Written request – In the grant report instructions, give the passage from "In this report, you" up to and including "address that initiative?" again, switching "implementation plan" to "action plan".

In this report, you will be asked to:

  • Provide a link to the draft implementation plan document or Wikimedia page
  • Describe what activities supported the development of the plan
  • Describe how and where you have communicated your plan to relevant communities.
  • Report on how your funding was spent

Your draft implementation plan document should address the following questions clearly:

  • What movement strategy initiative or goal are you addressing?
  • What activities will you be doing to address that initiative?
  • What do you expect will happen as a result of your activities? How do those outcomes address the movement strategy initiative?
  • How will you measure or evaluate your activities? What tools or methods will you use to evaluate your activities?

To create a draft implementation plan, we recommend the use of a logic model, which will help you and your team think about goals, activities, outcomes, and other factors in an organized way. Please refer the following resources to develop a logic model:

Please confirm below that you will be able to prepare a draft implementation plan document by the end of your grant:

  • I will be able to prepare a draft implementation plan document.

Data section –
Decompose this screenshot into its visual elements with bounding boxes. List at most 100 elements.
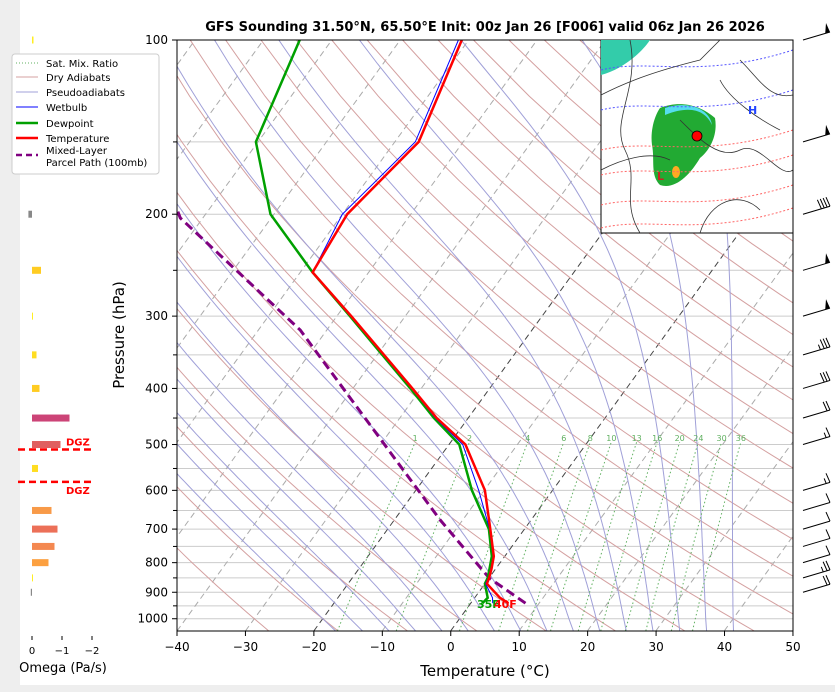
barb-pennant bbox=[825, 253, 830, 264]
barb-half bbox=[823, 478, 827, 484]
barb-full bbox=[819, 372, 825, 383]
barb-staff bbox=[802, 409, 831, 419]
mixing-ratio-line bbox=[498, 441, 565, 631]
map-height-contour bbox=[601, 129, 793, 151]
wind-barb bbox=[802, 23, 831, 41]
mixing-ratio-label: 13 bbox=[632, 434, 642, 443]
wind-barb bbox=[802, 400, 831, 419]
mixing-ratio-line bbox=[336, 441, 416, 631]
x-tick-label: −30 bbox=[233, 640, 258, 654]
x-tick-label: −40 bbox=[164, 640, 189, 654]
barb-half bbox=[820, 566, 824, 573]
legend-label-line: Mixed-Layer bbox=[46, 146, 108, 157]
pseudoadiabat bbox=[177, 341, 443, 631]
barb-full bbox=[825, 427, 831, 437]
dgz-label: DGZ bbox=[66, 486, 90, 497]
pseudoadiabat bbox=[177, 202, 522, 631]
omega-bar bbox=[32, 384, 40, 392]
barb-pennant bbox=[825, 124, 830, 136]
mixing-ratio-label: 30 bbox=[717, 434, 727, 443]
x-tick-label: −20 bbox=[301, 640, 326, 654]
dry-adiabat bbox=[225, 40, 793, 540]
omega-bar bbox=[32, 574, 33, 582]
y-tick-label: 100 bbox=[145, 33, 168, 47]
omega-bar bbox=[32, 525, 58, 533]
legend-label: Temperature bbox=[45, 134, 109, 145]
barb-staff bbox=[802, 554, 831, 564]
pseudoadiabat bbox=[177, 378, 416, 631]
dry-adiabat bbox=[177, 486, 339, 631]
wind-barb bbox=[802, 511, 831, 530]
barb-full bbox=[822, 561, 828, 571]
barb-full bbox=[822, 401, 828, 412]
mixing-ratio-label: 2 bbox=[467, 434, 472, 443]
omega-bar bbox=[30, 588, 32, 596]
x-tick-label: 0 bbox=[447, 640, 455, 654]
barb-half bbox=[817, 344, 821, 350]
y-tick-label: 200 bbox=[145, 207, 168, 221]
map-height-contour bbox=[601, 49, 793, 71]
barb-full bbox=[825, 371, 831, 381]
mixing-ratio-label: 36 bbox=[736, 434, 746, 443]
wind-barb bbox=[802, 575, 831, 593]
omega-bar bbox=[32, 559, 49, 567]
x-tick-label: 10 bbox=[512, 640, 527, 654]
x-tick-label: 50 bbox=[785, 640, 800, 654]
dry-adiabat bbox=[177, 133, 755, 631]
mixing-ratio-line bbox=[670, 441, 723, 631]
y-tick-label: 700 bbox=[145, 522, 168, 536]
dry-adiabat bbox=[177, 249, 616, 631]
x-tick-label: −10 bbox=[370, 640, 395, 654]
x-tick-label: 40 bbox=[717, 640, 732, 654]
wind-barb bbox=[802, 197, 831, 215]
pseudoadiabat bbox=[214, 40, 601, 631]
omega-bar bbox=[32, 36, 34, 44]
surface-dewpoint-label: 35F bbox=[477, 598, 500, 611]
barb-staff bbox=[802, 307, 831, 317]
barb-full bbox=[825, 560, 831, 571]
x-tick-label: 20 bbox=[580, 640, 595, 654]
barb-staff bbox=[802, 537, 831, 547]
map-precip bbox=[601, 40, 650, 75]
legend-label-line: Parcel Path (100mb) bbox=[46, 158, 147, 169]
station-marker bbox=[691, 130, 703, 142]
parcel-path-line bbox=[177, 205, 527, 605]
mixing-ratio-line bbox=[550, 441, 612, 631]
omega-tick-label: 0 bbox=[29, 646, 35, 657]
legend-label: Dry Adiabats bbox=[46, 73, 110, 84]
isotherm bbox=[244, 40, 675, 631]
barb-staff bbox=[802, 205, 831, 215]
dry-adiabat bbox=[473, 40, 793, 304]
legend-label: Wetbulb bbox=[46, 103, 87, 114]
mixing-ratio-line bbox=[645, 441, 699, 631]
pseudoadiabat bbox=[177, 301, 469, 631]
omega-bar bbox=[28, 210, 32, 218]
barb-full bbox=[822, 197, 828, 208]
isotherm bbox=[177, 40, 470, 444]
dry-adiabat bbox=[177, 191, 686, 631]
omega-bar bbox=[32, 464, 38, 472]
dry-adiabat bbox=[296, 40, 793, 469]
wind-barb bbox=[802, 371, 831, 389]
pseudoadiabat bbox=[694, 40, 734, 631]
isotherm bbox=[655, 440, 793, 631]
map-precip bbox=[651, 104, 716, 186]
mixing-ratio-line bbox=[458, 441, 529, 631]
barb-staff bbox=[802, 346, 831, 356]
barb-full bbox=[825, 473, 831, 483]
isotherm bbox=[177, 40, 401, 349]
pseudoadiabat bbox=[278, 40, 627, 631]
barb-full bbox=[825, 529, 831, 539]
barb-full bbox=[822, 575, 828, 586]
barb-half bbox=[823, 432, 827, 438]
wind-barb bbox=[802, 124, 831, 143]
barb-staff bbox=[802, 261, 831, 271]
surface-temperature-label: 40F bbox=[494, 598, 517, 611]
isotherm bbox=[313, 40, 743, 631]
mixing-ratio-label: 4 bbox=[525, 434, 530, 443]
dry-adiabat bbox=[366, 40, 793, 401]
isotherm bbox=[518, 252, 793, 631]
omega-bar bbox=[32, 506, 52, 514]
mixing-ratio-label: 16 bbox=[652, 434, 662, 443]
wind-barb bbox=[802, 545, 831, 564]
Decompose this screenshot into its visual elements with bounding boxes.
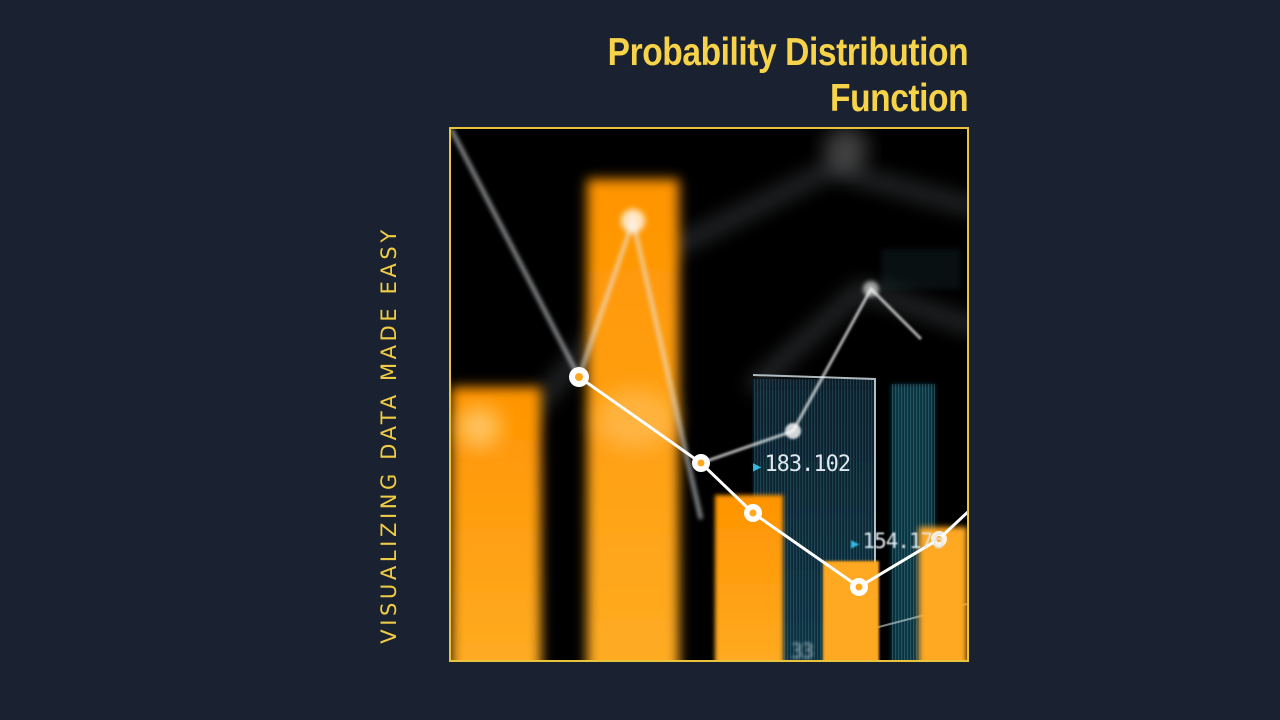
readout-1-value: 183.102 <box>764 452 851 477</box>
play-marker-icon: ▶ <box>851 536 860 552</box>
readout-3-value: 33 <box>791 639 814 662</box>
chart-photo: ▶ 183.102 ▶ 154.176 33 <box>449 127 969 662</box>
readout-3: 33 <box>791 639 814 662</box>
readout-1: ▶ 183.102 <box>753 452 851 477</box>
title-line-1: Probability Distribution <box>607 31 969 74</box>
tagline: VISUALIZING DATA MADE EASY <box>377 226 401 644</box>
readout-2: ▶ 154.176 <box>851 529 945 553</box>
chart-photo-illustration <box>451 129 967 660</box>
page-title: Probability Distribution Function <box>607 30 969 122</box>
play-marker-icon: ▶ <box>753 459 762 475</box>
readout-2-value: 154.176 <box>862 529 945 553</box>
title-line-2: Function <box>829 77 969 120</box>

Full response –
In this report, you will be asked to:

  • Provide a link to the draft action plan document or Wikimedia page
  • Describe what activities supported the development of the plan
  • Describe how and where you have communicated your plan to relevant communities.
  • Report on how your funding was spent

Your draft action plan document should address the following questions clearly:

  • What movement strategy initiative or goal are you addressing?
  • What activities will you be doing to address that initiative?